» **What you are asked to do**: Your task is to repeat all of the material exactly.

» **Data records**:
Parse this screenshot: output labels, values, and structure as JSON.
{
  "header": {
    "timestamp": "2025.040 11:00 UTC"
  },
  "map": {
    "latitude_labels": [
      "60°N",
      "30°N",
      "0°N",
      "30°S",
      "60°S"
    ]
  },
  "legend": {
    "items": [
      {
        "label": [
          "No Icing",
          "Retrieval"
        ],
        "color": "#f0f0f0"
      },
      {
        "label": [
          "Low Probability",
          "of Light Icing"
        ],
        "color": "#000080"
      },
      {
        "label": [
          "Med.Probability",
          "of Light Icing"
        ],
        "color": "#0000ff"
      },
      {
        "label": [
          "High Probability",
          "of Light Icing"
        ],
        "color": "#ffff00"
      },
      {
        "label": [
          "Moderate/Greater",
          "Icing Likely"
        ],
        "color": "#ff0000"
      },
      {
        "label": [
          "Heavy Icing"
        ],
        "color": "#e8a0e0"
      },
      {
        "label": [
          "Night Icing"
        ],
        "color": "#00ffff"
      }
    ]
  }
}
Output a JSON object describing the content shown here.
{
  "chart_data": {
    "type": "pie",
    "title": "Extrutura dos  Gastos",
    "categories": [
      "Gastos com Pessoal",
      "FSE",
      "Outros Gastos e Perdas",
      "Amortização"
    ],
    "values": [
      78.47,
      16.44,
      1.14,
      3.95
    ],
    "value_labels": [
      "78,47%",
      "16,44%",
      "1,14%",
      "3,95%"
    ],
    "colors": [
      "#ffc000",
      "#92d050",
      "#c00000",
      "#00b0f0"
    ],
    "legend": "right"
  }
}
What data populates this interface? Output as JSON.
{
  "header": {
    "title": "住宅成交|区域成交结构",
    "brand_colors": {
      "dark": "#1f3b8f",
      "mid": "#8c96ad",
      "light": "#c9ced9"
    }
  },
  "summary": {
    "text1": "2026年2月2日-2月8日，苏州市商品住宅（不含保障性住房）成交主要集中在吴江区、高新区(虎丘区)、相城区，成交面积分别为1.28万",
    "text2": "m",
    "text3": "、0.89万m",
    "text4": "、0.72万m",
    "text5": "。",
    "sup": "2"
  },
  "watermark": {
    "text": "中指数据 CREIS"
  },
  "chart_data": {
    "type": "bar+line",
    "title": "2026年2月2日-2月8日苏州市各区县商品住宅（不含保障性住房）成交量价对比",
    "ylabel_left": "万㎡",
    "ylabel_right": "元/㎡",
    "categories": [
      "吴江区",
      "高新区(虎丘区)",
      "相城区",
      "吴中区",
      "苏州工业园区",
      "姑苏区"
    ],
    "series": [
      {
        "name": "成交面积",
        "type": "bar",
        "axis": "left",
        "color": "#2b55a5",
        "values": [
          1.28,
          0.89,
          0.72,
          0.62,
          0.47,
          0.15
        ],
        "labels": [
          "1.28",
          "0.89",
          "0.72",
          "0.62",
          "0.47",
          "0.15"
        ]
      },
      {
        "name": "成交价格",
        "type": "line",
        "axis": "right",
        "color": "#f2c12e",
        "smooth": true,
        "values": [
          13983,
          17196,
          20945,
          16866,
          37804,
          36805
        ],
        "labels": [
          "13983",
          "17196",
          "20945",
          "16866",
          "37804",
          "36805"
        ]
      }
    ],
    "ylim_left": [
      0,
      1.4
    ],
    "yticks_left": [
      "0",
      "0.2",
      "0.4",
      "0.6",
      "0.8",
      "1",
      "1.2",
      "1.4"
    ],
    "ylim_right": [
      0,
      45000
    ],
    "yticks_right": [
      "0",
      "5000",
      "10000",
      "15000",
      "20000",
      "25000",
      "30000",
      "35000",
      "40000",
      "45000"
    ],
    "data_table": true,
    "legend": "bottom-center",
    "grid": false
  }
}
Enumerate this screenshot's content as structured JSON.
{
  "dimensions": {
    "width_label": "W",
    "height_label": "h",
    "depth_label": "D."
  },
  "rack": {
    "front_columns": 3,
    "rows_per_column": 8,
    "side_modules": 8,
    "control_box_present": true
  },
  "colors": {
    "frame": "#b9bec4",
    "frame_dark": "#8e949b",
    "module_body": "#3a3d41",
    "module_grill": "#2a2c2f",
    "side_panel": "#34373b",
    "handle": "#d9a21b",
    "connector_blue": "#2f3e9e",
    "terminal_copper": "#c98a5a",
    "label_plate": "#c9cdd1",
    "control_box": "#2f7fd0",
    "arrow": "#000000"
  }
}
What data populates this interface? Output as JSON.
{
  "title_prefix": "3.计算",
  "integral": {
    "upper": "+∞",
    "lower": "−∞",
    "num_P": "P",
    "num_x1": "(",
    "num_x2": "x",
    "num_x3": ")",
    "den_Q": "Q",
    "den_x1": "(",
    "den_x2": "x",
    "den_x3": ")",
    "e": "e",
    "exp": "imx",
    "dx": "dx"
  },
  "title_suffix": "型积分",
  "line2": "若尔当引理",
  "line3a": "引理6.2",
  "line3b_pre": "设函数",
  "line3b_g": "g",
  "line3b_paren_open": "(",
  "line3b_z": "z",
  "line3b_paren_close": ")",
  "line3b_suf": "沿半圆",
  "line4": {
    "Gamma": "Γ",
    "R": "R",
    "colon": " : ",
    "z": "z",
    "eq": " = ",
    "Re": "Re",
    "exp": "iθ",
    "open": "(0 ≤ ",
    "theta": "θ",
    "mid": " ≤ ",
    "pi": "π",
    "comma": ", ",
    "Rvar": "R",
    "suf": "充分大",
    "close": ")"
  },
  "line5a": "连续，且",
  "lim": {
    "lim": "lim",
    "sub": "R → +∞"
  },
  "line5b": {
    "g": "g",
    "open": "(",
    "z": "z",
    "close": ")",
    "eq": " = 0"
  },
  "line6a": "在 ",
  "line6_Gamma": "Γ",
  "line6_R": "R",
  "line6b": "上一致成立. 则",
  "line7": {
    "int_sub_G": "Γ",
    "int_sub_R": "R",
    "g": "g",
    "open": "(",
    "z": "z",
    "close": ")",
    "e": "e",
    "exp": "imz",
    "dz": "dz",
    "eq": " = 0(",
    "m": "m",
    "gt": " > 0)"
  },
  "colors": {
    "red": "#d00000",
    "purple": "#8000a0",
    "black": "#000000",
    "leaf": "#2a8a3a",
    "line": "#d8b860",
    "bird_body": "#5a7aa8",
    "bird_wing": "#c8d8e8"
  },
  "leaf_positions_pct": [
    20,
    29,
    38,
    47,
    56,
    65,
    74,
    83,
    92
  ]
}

» **Output for this task**:
Parse this screenshot: output labels, values, and structure as JSON.
{
  "header": {
    "timestamp": "2025.040 11:00 UTC"
  },
  "map": {
    "latitude_labels": [
      "60°N",
      "30°N",
      "0°N",
      "30°S",
      "60°S"
    ]
  },
  "legend": {
    "items": [
      {
        "label": [
          "No Icing",
          "Retrieval"
        ],
        "color": "#f0f0f0"
      },
      {
        "label": [
          "Low Probability",
          "of Light Icing"
        ],
        "color": "#000080"
      },
      {
        "label": [
          "Med.Probability",
          "of Light Icing"
        ],
        "color": "#0000ff"
      },
      {
        "label": [
          "High Probability",
          "of Light Icing"
        ],
        "color": "#ffff00"
      },
      {
        "label": [
          "Moderate/Greater",
          "Icing Likely"
        ],
        "color": "#ff0000"
      },
      {
        "label": [
          "Heavy Icing"
        ],
        "color": "#e8a0e0"
      },
      {
        "label": [
          "Night Icing"
        ],
        "color": "#00ffff"
      }
    ]
  }
}
Output a JSON object describing the content shown here.
{
  "chart_data": {
    "type": "pie",
    "title": "Extrutura dos  Gastos",
    "categories": [
      "Gastos com Pessoal",
      "FSE",
      "Outros Gastos e Perdas",
      "Amortização"
    ],
    "values": [
      78.47,
      16.44,
      1.14,
      3.95
    ],
    "value_labels": [
      "78,47%",
      "16,44%",
      "1,14%",
      "3,95%"
    ],
    "colors": [
      "#ffc000",
      "#92d050",
      "#c00000",
      "#00b0f0"
    ],
    "legend": "right"
  }
}
What data populates this interface? Output as JSON.
{
  "header": {
    "title": "住宅成交|区域成交结构",
    "brand_colors": {
      "dark": "#1f3b8f",
      "mid": "#8c96ad",
      "light": "#c9ced9"
    }
  },
  "summary": {
    "text1": "2026年2月2日-2月8日，苏州市商品住宅（不含保障性住房）成交主要集中在吴江区、高新区(虎丘区)、相城区，成交面积分别为1.28万",
    "text2": "m",
    "text3": "、0.89万m",
    "text4": "、0.72万m",
    "text5": "。",
    "sup": "2"
  },
  "watermark": {
    "text": "中指数据 CREIS"
  },
  "chart_data": {
    "type": "bar+line",
    "title": "2026年2月2日-2月8日苏州市各区县商品住宅（不含保障性住房）成交量价对比",
    "ylabel_left": "万㎡",
    "ylabel_right": "元/㎡",
    "categories": [
      "吴江区",
      "高新区(虎丘区)",
      "相城区",
      "吴中区",
      "苏州工业园区",
      "姑苏区"
    ],
    "series": [
      {
        "name": "成交面积",
        "type": "bar",
        "axis": "left",
        "color": "#2b55a5",
        "values": [
          1.28,
          0.89,
          0.72,
          0.62,
          0.47,
          0.15
        ],
        "labels": [
          "1.28",
          "0.89",
          "0.72",
          "0.62",
          "0.47",
          "0.15"
        ]
      },
      {
        "name": "成交价格",
        "type": "line",
        "axis": "right",
        "color": "#f2c12e",
        "smooth": true,
        "values": [
          13983,
          17196,
          20945,
          16866,
          37804,
          36805
        ],
        "labels": [
          "13983",
          "17196",
          "20945",
          "16866",
          "37804",
          "36805"
        ]
      }
    ],
    "ylim_left": [
      0,
      1.4
    ],
    "yticks_left": [
      "0",
      "0.2",
      "0.4",
      "0.6",
      "0.8",
      "1",
      "1.2",
      "1.4"
    ],
    "ylim_right": [
      0,
      45000
    ],
    "yticks_right": [
      "0",
      "5000",
      "10000",
      "15000",
      "20000",
      "25000",
      "30000",
      "35000",
      "40000",
      "45000"
    ],
    "data_table": true,
    "legend": "bottom-center",
    "grid": false
  }
}
Enumerate this screenshot's content as structured JSON.
{
  "dimensions": {
    "width_label": "W",
    "height_label": "h",
    "depth_label": "D."
  },
  "rack": {
    "front_columns": 3,
    "rows_per_column": 8,
    "side_modules": 8,
    "control_box_present": true
  },
  "colors": {
    "frame": "#b9bec4",
    "frame_dark": "#8e949b",
    "module_body": "#3a3d41",
    "module_grill": "#2a2c2f",
    "side_panel": "#34373b",
    "handle": "#d9a21b",
    "connector_blue": "#2f3e9e",
    "terminal_copper": "#c98a5a",
    "label_plate": "#c9cdd1",
    "control_box": "#2f7fd0",
    "arrow": "#000000"
  }
}
What data populates this interface? Output as JSON.
{
  "title_prefix": "3.计算",
  "integral": {
    "upper": "+∞",
    "lower": "−∞",
    "num_P": "P",
    "num_x1": "(",
    "num_x2": "x",
    "num_x3": ")",
    "den_Q": "Q",
    "den_x1": "(",
    "den_x2": "x",
    "den_x3": ")",
    "e": "e",
    "exp": "imx",
    "dx": "dx"
  },
  "title_suffix": "型积分",
  "line2": "若尔当引理",
  "line3a": "引理6.2",
  "line3b_pre": "设函数",
  "line3b_g": "g",
  "line3b_paren_open": "(",
  "line3b_z": "z",
  "line3b_paren_close": ")",
  "line3b_suf": "沿半圆",
  "line4": {
    "Gamma": "Γ",
    "R": "R",
    "colon": " : ",
    "z": "z",
    "eq": " = ",
    "Re": "Re",
    "exp": "iθ",
    "open": "(0 ≤ ",
    "theta": "θ",
    "mid": " ≤ ",
    "pi": "π",
    "comma": ", ",
    "Rvar": "R",
    "suf": "充分大",
    "close": ")"
  },
  "line5a": "连续，且",
  "lim": {
    "lim": "lim",
    "sub": "R → +∞"
  },
  "line5b": {
    "g": "g",
    "open": "(",
    "z": "z",
    "close": ")",
    "eq": " = 0"
  },
  "line6a": "在 ",
  "line6_Gamma": "Γ",
  "line6_R": "R",
  "line6b": "上一致成立. 则",
  "line7": {
    "int_sub_G": "Γ",
    "int_sub_R": "R",
    "g": "g",
    "open": "(",
    "z": "z",
    "close": ")",
    "e": "e",
    "exp": "imz",
    "dz": "dz",
    "eq": " = 0(",
    "m": "m",
    "gt": " > 0)"
  },
  "colors": {
    "red": "#d00000",
    "purple": "#8000a0",
    "black": "#000000",
    "leaf": "#2a8a3a",
    "line": "#d8b860",
    "bird_body": "#5a7aa8",
    "bird_wing": "#c8d8e8"
  },
  "leaf_positions_pct": [
    20,
    29,
    38,
    47,
    56,
    65,
    74,
    83,
    92
  ]
}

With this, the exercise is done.